Work required: Collect all the lines that mention the word "name".

======== Excerpted data ========

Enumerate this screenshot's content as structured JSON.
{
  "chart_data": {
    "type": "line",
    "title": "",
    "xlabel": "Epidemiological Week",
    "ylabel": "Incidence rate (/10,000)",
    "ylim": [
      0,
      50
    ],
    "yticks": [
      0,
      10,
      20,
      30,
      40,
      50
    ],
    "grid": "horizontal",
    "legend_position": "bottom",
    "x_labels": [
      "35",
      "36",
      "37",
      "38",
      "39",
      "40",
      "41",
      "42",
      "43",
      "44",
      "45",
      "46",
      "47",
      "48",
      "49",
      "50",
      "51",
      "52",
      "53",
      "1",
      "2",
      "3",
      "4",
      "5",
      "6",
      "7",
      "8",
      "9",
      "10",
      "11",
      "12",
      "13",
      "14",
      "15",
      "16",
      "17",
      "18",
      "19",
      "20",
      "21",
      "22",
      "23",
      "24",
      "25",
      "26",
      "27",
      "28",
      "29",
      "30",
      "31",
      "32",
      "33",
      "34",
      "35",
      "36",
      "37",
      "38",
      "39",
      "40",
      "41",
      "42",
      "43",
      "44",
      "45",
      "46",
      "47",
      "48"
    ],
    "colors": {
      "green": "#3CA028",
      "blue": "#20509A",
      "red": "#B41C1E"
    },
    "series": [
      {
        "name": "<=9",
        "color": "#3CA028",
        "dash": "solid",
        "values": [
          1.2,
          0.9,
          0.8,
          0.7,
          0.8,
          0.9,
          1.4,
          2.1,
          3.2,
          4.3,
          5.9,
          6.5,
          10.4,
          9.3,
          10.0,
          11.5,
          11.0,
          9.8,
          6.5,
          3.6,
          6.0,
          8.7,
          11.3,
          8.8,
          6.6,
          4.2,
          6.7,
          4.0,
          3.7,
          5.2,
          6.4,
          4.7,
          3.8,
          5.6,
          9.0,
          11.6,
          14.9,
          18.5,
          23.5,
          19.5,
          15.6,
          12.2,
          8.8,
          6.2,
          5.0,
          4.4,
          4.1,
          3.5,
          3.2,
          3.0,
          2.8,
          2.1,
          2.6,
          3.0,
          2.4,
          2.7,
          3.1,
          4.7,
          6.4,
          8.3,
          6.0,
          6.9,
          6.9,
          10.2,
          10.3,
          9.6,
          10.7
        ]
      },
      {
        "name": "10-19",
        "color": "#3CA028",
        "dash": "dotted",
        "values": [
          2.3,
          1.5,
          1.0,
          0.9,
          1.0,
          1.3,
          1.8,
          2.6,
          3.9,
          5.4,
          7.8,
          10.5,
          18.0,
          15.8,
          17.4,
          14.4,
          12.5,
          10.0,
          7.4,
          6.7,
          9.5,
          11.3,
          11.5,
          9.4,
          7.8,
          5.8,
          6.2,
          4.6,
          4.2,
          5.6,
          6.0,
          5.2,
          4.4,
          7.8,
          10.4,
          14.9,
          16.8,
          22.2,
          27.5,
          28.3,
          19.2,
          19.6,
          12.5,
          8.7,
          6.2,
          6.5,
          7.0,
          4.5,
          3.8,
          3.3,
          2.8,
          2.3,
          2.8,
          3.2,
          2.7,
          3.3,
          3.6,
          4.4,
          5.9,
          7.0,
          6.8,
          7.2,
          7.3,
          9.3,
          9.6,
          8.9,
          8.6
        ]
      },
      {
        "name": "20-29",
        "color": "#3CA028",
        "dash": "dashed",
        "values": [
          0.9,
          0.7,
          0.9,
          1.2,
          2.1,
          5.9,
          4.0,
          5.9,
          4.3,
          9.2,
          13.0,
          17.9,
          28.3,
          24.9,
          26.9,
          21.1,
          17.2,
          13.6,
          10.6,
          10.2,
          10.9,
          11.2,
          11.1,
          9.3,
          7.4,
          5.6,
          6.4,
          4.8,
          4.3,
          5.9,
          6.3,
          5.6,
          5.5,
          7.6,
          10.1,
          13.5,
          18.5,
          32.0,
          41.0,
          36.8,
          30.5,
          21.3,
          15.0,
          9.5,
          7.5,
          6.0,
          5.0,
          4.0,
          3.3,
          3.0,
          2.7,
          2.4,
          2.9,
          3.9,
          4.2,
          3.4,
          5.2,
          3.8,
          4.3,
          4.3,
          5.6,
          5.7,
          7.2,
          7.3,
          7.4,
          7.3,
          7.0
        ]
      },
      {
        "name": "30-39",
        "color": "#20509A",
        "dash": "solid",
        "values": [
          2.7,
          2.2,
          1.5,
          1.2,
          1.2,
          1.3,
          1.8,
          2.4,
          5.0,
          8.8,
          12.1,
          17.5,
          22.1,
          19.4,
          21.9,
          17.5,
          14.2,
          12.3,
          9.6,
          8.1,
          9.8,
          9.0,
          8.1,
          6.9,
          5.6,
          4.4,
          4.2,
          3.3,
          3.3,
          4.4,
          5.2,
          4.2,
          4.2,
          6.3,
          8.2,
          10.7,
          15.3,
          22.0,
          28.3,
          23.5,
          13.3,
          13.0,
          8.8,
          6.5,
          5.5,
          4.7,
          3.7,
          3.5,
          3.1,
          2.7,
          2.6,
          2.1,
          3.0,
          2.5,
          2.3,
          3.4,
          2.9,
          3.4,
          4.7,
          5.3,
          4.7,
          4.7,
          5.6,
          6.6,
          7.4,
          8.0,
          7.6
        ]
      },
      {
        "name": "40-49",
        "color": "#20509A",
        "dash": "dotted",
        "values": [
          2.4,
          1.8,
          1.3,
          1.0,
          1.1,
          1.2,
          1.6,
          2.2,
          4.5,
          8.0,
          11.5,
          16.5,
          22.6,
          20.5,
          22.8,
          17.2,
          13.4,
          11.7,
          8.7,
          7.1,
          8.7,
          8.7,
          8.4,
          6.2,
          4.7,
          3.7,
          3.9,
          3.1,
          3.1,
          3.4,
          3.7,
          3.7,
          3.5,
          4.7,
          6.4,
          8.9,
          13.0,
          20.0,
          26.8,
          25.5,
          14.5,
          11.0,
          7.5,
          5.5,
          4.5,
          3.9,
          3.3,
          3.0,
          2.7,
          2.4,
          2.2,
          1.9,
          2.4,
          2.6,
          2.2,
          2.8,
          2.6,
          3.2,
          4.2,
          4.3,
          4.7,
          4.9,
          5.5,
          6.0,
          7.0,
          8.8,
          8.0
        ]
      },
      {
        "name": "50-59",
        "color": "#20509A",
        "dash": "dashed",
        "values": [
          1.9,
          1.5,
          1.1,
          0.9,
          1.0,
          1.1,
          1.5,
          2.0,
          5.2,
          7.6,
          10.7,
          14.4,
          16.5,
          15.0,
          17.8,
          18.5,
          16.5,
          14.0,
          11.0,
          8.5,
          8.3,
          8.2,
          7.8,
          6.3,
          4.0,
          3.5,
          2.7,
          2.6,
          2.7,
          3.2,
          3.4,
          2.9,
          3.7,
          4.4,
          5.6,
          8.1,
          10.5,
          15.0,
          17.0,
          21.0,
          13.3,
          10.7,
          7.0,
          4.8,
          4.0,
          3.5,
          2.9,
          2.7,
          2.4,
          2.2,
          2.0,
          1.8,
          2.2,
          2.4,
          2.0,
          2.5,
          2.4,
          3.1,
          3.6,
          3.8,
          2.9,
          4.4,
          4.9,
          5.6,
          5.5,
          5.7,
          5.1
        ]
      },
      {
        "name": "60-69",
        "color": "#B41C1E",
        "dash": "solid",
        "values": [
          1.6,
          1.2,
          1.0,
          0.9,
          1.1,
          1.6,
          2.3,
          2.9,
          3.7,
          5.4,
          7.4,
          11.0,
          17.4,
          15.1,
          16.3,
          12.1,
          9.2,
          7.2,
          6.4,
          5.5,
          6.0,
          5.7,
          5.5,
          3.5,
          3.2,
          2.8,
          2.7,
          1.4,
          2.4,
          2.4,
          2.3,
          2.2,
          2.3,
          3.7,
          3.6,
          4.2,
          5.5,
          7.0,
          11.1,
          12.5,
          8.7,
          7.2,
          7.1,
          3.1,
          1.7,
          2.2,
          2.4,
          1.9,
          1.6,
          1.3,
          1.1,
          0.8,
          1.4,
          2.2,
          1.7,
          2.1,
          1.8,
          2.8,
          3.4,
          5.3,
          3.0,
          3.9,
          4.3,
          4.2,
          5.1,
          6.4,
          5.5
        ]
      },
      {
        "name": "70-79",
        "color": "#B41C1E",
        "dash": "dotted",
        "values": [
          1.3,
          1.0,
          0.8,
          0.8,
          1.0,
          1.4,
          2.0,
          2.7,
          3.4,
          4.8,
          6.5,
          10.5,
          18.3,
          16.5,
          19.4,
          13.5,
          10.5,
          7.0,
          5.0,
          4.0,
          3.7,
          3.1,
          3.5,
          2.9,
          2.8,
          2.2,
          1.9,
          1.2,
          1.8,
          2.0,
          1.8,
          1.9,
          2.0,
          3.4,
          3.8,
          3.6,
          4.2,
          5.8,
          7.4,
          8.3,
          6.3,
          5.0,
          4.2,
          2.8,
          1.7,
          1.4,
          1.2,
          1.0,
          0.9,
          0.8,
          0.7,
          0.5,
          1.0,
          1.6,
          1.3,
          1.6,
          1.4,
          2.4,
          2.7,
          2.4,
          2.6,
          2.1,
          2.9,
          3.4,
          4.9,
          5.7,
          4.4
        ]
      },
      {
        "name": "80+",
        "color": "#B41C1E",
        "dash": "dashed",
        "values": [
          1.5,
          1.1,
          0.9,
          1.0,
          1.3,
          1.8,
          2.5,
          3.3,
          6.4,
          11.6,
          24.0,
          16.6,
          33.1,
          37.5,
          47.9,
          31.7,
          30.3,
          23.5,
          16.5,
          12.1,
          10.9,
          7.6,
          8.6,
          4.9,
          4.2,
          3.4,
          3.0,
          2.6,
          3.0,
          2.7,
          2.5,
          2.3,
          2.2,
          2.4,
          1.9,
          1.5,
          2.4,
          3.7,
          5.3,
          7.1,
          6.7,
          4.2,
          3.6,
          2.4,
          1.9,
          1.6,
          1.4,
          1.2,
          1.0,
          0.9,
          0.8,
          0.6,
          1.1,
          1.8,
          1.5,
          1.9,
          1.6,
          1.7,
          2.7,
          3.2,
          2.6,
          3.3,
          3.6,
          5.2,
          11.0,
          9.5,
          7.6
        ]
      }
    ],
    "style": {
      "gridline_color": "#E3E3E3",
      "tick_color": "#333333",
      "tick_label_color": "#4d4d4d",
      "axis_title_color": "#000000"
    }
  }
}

========

Task response:
        "name": "<=9",
        "name": "10-19",
        "name": "20-29",
        "name": "30-39",
        "name": "40-49",
        "name": "50-59",
        "name": "60-69",
        "name": "70-79",
        "name": "80+",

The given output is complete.